Consignes |
a - Dans le texte sur l'exposition liégeoise, pourquoi est-il dit que les artistes exposés « reviennent de loin » ? Répondez en une à trois phrases.
b - Extrayez du texte sur l'exposition liégeoise le passage qui commence à « Au cœur de cet » et se termine à « dévots de l'esthétique. ».

Après sa création printanière à Paris, l'exposition liégeoise prend ses quartiers d'été à Liège, dans l'Espace Saint-Antoine. Jacques Charlier, Jacques Lizène, Pierre Kroll, Eric Duyckaerts, Johan Muyle, Capitaine Longchamps, Messieurs Delmotte, Ronald Dagonnier, André Stas, Michel Antaki... Toutes disciplines confondues, vingt artistes liégeois ont accepté de relever le défi lancé par Marie-Hélène Joiret et Alain Delaunois, les commissaires du projet. Ils nous offrent une balade inspirée dans l'univers décalé de l'irrévérence.

Couronne en cornet de frites, mayonnaise incluse, le roi Albert II vous accueille dans l'antre de l'irrévérence liégeoise. Royalement croqué par Pierre Kroll, on devine le souverain fatigué par ce drôle de pays qui célèbre la chamaillerie comme on pratique, avec allégresse, un sport national. Et le voir trôner en tête d'affiche pour jouer les concierges, c'est aussi rappeler que le roi détient les clés de la ville dont il est resté le prince. Du coup, chaque visiteur peut saluer l'hôte éphémère de cette exposition souriante, en abandonnant définitivement toute révérence au vestiaire.
Au cœur de cet espace jadis dédié à l'encensement, il n'est même plus nécessaire de ployer l'échine dans une génuflexion maladroite. Désacralisée de manière tout aussi irrévérencieuse, l'église Saint-Antoine célèbre désormais d'autres messes destinées à accueillir de joyeux paroissiens. Glissant sur les dalles grises de ce vaisseau borné de pierre et de lumière, on y croise tout autant les croyants de l'art contemporain que les athées de l'académisme, les agnostiques du faux-semblant que les dévots de l'esthétique.
Et, sans doute, durant cet été, les disciples du décalage se recueilleront-ils en masse pour honorer leurs nouveaux saints, à savoir une vingtaine d'artistes qui reviennent de loin. De Paris, pour tout dire, où cette exposition a d'abord été montée et accrochée aux murs du Centre Wallonie-Bruxelles, face aux tuyaux provocateurs du Centre Pompidou qui avaient jadis mis le feu aux salons parisiens, trop longtemps figés dans la... révérence haussmannienne.

Extraits de données |
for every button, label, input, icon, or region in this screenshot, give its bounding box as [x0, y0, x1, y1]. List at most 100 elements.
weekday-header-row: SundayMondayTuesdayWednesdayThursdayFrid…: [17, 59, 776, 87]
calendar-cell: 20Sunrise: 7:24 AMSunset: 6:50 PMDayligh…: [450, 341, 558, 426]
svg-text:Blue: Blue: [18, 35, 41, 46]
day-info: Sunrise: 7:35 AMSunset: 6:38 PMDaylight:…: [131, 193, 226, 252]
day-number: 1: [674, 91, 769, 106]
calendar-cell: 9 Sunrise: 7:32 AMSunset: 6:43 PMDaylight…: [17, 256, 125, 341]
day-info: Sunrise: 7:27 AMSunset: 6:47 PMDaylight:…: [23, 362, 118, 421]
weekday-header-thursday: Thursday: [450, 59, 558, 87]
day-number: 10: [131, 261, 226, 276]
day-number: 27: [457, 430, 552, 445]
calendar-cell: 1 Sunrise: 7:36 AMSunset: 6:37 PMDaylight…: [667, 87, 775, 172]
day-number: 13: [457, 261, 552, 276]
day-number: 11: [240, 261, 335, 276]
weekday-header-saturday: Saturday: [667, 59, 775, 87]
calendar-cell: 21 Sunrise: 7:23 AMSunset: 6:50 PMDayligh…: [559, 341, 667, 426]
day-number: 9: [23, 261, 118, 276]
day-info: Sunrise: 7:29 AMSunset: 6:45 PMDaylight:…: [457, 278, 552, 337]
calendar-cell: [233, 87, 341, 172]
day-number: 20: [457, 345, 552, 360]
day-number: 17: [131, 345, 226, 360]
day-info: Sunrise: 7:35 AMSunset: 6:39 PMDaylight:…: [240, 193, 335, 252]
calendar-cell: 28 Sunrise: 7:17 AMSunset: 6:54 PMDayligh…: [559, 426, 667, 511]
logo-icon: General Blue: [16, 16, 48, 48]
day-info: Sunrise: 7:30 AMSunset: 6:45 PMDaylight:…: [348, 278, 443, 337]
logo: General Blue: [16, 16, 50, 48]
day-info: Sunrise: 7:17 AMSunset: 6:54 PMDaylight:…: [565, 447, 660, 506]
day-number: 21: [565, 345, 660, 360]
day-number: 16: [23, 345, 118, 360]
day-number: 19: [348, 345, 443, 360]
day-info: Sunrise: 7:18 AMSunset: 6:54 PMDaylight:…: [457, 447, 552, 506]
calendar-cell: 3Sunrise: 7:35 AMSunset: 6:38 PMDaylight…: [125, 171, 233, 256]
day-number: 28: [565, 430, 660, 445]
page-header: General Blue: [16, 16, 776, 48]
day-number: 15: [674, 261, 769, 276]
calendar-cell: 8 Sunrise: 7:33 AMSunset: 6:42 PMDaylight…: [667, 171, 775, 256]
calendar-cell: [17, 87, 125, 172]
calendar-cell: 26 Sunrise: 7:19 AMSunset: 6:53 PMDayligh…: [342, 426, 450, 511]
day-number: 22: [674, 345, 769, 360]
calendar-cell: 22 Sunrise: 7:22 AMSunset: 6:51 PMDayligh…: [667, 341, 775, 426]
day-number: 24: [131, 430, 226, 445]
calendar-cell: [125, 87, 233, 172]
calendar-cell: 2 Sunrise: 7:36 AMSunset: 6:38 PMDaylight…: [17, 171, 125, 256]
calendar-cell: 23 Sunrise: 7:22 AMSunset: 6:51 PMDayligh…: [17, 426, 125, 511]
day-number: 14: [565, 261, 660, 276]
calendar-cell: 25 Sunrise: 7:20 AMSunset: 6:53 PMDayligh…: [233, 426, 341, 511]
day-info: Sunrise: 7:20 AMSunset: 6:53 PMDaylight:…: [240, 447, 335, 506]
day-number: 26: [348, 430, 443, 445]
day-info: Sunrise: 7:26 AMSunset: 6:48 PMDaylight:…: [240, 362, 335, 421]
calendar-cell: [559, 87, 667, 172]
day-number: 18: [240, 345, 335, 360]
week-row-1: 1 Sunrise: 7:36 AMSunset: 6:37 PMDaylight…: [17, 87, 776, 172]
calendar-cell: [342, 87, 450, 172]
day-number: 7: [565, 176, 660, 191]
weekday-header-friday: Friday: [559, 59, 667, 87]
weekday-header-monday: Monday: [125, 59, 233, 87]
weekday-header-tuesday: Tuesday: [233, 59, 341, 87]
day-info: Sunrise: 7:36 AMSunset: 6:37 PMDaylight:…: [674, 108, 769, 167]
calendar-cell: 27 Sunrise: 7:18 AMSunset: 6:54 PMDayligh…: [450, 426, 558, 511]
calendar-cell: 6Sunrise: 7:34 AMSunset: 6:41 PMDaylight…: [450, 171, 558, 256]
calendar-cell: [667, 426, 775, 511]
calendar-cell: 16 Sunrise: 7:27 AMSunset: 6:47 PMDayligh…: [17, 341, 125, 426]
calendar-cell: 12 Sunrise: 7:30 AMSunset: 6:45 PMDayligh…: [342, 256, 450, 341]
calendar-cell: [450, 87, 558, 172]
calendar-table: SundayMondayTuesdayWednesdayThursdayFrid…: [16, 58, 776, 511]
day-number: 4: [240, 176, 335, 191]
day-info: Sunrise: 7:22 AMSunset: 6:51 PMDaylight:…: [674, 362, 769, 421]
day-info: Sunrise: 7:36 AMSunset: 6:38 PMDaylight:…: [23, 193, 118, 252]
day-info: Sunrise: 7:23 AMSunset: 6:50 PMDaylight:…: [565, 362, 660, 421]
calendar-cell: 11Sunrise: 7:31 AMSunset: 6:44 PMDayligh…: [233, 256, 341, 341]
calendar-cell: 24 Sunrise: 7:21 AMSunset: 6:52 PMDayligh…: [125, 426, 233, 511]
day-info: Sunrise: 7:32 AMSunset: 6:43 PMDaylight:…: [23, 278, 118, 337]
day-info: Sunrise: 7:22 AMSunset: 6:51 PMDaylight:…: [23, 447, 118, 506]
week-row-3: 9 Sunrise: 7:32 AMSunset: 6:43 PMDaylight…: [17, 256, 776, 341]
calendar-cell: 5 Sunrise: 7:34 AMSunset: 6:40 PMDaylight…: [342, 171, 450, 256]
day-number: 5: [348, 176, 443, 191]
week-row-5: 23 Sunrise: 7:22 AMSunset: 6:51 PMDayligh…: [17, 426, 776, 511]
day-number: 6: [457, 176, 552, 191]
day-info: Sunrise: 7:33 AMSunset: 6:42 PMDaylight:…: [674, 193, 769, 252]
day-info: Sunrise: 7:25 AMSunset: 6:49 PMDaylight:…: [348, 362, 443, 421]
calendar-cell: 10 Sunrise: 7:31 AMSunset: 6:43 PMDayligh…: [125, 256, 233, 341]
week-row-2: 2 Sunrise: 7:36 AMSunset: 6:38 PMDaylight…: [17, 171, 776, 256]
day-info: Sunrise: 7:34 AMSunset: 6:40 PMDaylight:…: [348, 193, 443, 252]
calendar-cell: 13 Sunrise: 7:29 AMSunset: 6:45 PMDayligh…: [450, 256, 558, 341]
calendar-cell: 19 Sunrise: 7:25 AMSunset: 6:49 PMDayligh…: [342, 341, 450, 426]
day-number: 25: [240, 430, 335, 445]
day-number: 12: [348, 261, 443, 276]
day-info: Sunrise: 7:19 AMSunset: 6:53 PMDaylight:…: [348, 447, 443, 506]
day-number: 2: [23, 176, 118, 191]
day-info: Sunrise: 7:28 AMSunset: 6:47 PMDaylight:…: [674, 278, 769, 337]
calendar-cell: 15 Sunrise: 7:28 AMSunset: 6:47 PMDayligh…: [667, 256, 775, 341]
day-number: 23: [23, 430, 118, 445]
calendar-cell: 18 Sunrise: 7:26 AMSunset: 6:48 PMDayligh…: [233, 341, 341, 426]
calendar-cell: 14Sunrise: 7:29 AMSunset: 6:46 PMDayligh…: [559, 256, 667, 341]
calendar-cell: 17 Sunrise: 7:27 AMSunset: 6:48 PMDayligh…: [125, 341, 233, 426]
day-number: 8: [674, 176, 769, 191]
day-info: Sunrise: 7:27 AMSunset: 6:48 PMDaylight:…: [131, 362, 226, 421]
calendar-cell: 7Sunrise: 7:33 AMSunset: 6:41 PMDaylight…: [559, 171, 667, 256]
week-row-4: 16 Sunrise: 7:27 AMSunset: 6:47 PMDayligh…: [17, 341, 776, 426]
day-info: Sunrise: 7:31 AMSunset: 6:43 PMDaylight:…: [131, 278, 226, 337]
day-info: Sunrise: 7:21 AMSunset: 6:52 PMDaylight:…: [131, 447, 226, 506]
...
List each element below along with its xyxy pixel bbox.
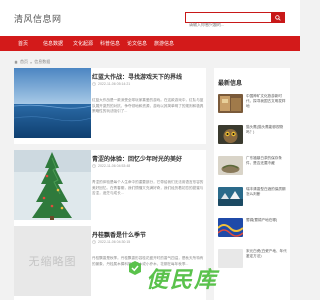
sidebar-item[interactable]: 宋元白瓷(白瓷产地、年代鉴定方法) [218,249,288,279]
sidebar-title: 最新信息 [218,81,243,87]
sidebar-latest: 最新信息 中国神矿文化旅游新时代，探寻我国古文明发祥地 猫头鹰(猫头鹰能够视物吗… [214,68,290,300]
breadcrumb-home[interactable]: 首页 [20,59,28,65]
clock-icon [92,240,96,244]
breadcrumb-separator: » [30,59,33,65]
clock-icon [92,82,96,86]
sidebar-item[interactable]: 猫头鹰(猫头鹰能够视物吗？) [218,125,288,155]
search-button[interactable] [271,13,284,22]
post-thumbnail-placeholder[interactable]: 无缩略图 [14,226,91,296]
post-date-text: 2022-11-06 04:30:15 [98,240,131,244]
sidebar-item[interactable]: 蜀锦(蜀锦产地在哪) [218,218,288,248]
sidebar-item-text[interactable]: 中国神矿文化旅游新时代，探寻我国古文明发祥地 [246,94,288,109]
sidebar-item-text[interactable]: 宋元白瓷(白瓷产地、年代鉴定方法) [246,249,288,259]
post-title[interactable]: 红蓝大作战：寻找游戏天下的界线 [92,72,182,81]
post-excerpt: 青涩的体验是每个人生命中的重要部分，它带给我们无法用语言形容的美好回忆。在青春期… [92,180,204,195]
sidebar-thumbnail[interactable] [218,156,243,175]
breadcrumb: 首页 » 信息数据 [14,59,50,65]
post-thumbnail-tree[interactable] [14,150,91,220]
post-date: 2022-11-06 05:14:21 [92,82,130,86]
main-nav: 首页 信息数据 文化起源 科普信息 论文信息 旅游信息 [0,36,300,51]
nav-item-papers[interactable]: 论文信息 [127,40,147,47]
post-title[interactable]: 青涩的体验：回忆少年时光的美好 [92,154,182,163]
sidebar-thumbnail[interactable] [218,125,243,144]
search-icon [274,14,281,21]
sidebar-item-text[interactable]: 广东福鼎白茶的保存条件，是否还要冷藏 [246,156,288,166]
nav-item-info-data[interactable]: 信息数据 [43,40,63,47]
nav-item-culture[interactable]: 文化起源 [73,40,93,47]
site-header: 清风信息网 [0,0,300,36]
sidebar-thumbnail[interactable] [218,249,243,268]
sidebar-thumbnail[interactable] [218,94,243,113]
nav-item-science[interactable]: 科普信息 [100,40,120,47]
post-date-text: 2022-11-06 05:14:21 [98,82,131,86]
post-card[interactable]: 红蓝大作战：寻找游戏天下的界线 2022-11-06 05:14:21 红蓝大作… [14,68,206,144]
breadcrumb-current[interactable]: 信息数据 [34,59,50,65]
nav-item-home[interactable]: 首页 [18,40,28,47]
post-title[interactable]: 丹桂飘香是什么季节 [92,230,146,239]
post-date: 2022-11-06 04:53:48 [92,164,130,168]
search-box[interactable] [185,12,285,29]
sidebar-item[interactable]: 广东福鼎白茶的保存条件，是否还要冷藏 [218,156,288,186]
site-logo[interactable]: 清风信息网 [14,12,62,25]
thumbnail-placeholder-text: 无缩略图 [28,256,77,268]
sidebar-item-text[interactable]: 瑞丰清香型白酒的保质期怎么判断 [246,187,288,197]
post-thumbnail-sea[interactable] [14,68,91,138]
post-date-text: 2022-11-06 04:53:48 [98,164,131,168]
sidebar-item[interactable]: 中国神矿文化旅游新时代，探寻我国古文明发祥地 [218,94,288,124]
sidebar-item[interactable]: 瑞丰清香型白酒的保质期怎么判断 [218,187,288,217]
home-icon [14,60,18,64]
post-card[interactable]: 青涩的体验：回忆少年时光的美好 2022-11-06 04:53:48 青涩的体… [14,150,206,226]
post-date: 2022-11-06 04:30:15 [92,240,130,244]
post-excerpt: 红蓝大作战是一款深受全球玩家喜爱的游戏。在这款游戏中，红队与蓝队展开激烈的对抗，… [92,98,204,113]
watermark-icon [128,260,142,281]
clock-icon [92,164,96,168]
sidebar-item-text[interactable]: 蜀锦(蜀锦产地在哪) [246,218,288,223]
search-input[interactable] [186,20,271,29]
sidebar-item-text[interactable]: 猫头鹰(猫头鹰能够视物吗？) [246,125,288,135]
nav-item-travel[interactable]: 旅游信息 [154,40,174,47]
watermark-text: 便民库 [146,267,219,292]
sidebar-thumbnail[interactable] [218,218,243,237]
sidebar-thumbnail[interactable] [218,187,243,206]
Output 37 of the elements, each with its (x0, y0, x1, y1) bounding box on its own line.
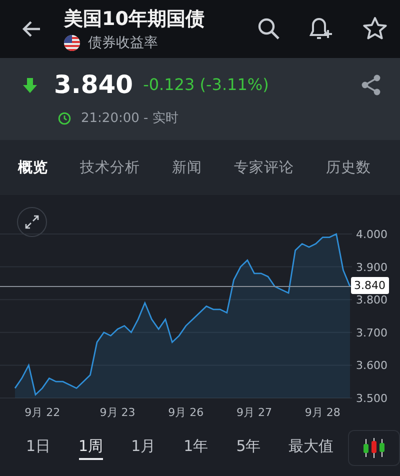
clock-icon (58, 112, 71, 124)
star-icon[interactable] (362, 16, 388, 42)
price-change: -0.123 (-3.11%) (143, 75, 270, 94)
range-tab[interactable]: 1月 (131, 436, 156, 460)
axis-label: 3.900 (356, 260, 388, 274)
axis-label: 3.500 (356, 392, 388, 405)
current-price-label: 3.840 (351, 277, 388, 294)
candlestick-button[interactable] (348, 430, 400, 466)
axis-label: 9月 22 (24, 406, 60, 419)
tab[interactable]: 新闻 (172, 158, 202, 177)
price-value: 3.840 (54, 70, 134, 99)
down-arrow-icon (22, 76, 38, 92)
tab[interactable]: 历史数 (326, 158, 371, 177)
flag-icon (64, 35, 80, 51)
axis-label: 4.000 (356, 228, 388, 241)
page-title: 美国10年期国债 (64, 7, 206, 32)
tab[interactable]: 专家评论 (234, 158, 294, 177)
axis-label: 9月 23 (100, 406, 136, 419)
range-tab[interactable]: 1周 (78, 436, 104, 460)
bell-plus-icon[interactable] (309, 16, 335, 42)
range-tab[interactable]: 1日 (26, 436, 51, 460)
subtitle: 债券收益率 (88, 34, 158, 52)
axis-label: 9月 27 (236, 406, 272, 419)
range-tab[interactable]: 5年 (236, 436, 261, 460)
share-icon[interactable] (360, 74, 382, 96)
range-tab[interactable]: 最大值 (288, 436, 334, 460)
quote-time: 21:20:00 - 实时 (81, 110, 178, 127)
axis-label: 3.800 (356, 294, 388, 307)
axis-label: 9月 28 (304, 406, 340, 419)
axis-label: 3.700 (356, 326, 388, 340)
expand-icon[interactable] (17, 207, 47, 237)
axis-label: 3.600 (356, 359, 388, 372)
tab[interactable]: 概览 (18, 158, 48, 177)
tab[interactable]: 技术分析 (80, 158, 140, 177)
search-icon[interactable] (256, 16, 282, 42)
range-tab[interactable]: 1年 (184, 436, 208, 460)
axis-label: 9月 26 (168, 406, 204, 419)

Réponses |
a - Ils reviennent de Paris, car l'exposition y a d'abord été montée et accrochée aux murs du Centre Wallonie-Bruxelles, face au Centre Pompidou. Elle est ensuite présentée à Liège, dans l'Espace Saint-Antoine.

b -
Au cœur de cet espace jadis dédié à l'encensement, il n'est même plus nécessaire de ployer l'échine dans une génuflexion maladroite. Désacralisée de manière tout aussi irrévérencieuse, l'église Saint-Antoine célèbre désormais d'autres messes destinées à accueillir de joyeux paroissiens. Glissant sur les dalles grises de ce vaisseau borné de pierre et de lumière, on y croise tout autant les croyants de l'art contemporain que les athées de l'académisme, les agnostiques du faux-semblant que les dévots de l'esthétique.